**WRITTEN INSTRUCTION:** Filter the listing and keep only the lines with the word "placeholder".

**INPUT MATERIAL:**
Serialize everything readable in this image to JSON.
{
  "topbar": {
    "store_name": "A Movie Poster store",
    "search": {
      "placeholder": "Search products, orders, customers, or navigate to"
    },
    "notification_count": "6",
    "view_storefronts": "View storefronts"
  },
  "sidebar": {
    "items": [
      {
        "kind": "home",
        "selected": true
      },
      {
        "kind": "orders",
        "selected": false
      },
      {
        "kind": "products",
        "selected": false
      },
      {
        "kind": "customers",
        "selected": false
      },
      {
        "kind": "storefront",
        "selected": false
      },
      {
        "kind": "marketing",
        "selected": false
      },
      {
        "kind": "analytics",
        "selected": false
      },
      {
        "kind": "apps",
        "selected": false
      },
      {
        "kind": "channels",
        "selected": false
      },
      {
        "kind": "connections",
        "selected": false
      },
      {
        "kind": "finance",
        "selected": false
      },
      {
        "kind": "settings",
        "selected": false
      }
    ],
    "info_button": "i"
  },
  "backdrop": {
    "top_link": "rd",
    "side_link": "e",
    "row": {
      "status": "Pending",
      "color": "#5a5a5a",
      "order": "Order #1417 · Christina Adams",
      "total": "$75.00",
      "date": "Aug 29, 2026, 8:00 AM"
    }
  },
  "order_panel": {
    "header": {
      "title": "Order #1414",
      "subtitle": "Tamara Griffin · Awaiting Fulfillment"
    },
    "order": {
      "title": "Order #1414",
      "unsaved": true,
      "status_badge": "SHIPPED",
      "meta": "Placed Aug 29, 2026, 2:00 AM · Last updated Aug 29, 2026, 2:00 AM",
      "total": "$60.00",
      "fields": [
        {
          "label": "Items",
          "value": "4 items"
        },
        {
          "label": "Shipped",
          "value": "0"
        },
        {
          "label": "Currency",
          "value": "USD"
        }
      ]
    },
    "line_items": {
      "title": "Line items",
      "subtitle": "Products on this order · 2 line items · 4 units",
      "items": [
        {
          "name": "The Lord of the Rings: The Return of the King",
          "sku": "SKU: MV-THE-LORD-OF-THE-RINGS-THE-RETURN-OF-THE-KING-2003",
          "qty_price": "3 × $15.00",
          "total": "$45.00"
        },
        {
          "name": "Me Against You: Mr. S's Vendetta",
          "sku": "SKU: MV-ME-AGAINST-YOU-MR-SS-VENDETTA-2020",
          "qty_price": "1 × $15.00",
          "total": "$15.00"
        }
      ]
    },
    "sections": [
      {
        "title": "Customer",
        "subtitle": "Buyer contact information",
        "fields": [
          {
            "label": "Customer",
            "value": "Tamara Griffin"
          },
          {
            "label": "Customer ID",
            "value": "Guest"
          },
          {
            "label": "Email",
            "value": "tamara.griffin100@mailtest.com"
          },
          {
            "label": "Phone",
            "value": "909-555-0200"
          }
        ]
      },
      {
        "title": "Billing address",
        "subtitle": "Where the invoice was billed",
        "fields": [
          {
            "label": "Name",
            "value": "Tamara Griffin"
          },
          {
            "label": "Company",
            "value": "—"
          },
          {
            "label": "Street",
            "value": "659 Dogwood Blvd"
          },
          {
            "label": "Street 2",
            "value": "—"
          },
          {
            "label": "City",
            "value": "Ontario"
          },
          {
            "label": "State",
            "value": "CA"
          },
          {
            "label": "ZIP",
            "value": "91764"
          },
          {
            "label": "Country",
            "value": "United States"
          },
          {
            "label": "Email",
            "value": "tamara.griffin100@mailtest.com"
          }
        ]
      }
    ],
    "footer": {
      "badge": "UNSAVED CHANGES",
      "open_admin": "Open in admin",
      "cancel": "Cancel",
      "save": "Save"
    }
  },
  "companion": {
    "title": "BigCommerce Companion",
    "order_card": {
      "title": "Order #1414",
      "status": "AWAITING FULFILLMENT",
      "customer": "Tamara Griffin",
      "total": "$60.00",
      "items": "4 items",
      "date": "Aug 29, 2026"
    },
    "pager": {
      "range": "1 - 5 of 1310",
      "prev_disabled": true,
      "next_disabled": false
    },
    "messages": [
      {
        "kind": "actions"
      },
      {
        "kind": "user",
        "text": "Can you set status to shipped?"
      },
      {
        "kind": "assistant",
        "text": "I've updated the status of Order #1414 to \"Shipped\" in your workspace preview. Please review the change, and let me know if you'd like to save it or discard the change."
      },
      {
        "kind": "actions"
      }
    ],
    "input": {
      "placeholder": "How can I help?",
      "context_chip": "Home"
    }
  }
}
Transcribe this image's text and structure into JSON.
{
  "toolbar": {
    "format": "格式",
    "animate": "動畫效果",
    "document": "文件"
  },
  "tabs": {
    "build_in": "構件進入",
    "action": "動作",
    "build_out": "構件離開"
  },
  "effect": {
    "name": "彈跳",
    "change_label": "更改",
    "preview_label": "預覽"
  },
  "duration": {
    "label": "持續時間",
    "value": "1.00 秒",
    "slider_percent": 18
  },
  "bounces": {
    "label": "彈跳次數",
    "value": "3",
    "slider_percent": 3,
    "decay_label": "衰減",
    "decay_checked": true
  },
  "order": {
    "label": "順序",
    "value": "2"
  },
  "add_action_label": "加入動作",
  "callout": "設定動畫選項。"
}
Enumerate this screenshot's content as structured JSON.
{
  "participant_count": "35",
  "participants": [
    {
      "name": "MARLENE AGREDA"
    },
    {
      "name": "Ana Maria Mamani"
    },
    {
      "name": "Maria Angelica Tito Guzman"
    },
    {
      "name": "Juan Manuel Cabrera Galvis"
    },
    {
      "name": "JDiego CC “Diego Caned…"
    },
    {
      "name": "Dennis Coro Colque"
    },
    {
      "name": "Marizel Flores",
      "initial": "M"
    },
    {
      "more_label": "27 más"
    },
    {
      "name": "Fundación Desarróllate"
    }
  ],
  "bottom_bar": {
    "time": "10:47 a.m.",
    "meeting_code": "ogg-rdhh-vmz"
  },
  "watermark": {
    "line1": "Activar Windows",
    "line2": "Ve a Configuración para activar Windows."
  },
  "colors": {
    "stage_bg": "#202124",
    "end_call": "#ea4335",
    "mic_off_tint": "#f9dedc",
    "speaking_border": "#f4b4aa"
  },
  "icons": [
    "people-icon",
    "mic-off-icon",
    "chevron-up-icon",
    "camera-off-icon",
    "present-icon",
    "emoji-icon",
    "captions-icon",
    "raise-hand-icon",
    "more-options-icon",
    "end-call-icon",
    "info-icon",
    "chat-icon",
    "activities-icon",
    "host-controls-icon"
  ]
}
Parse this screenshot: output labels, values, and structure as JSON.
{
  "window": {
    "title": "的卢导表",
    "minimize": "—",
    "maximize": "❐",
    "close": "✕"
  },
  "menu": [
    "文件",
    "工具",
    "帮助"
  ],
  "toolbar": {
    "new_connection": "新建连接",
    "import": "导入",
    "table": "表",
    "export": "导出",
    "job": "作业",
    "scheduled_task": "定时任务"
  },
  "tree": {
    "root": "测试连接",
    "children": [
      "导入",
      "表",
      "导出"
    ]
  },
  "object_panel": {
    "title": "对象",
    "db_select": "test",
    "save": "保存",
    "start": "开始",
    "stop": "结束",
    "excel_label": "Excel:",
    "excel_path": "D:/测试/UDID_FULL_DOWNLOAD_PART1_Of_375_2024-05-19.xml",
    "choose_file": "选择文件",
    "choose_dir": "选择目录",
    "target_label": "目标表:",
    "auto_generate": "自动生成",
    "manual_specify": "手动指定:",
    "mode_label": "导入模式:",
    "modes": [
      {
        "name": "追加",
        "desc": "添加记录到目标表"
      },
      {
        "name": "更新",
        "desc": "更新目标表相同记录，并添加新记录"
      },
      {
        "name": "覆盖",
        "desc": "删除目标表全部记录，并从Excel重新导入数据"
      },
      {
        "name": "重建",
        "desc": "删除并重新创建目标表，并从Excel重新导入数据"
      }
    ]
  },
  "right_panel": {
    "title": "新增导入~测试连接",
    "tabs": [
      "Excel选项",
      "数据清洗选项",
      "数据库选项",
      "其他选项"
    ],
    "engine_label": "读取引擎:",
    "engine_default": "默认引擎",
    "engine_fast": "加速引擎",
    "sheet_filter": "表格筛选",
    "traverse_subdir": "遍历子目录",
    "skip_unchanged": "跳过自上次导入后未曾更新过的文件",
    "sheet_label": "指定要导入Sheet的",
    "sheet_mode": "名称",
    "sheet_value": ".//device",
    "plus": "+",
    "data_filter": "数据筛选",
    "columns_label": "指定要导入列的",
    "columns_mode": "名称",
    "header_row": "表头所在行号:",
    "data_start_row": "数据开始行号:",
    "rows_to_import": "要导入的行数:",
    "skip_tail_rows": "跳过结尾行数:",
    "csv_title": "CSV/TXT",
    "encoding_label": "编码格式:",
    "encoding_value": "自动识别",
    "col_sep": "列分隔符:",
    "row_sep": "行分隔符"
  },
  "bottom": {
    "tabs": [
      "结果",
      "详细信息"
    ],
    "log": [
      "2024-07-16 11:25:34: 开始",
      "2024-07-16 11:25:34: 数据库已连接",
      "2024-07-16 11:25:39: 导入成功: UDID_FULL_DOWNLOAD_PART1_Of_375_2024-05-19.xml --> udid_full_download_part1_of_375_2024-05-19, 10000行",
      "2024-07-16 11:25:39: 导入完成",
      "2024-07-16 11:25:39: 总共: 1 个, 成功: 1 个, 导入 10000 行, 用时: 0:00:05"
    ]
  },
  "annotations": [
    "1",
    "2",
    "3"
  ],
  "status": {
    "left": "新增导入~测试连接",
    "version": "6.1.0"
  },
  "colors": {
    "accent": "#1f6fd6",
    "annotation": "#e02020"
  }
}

**WRITTEN SOLUTION:**
      "placeholder": "Search products, orders, customers, or navigate to"
      "placeholder": "How can I help?",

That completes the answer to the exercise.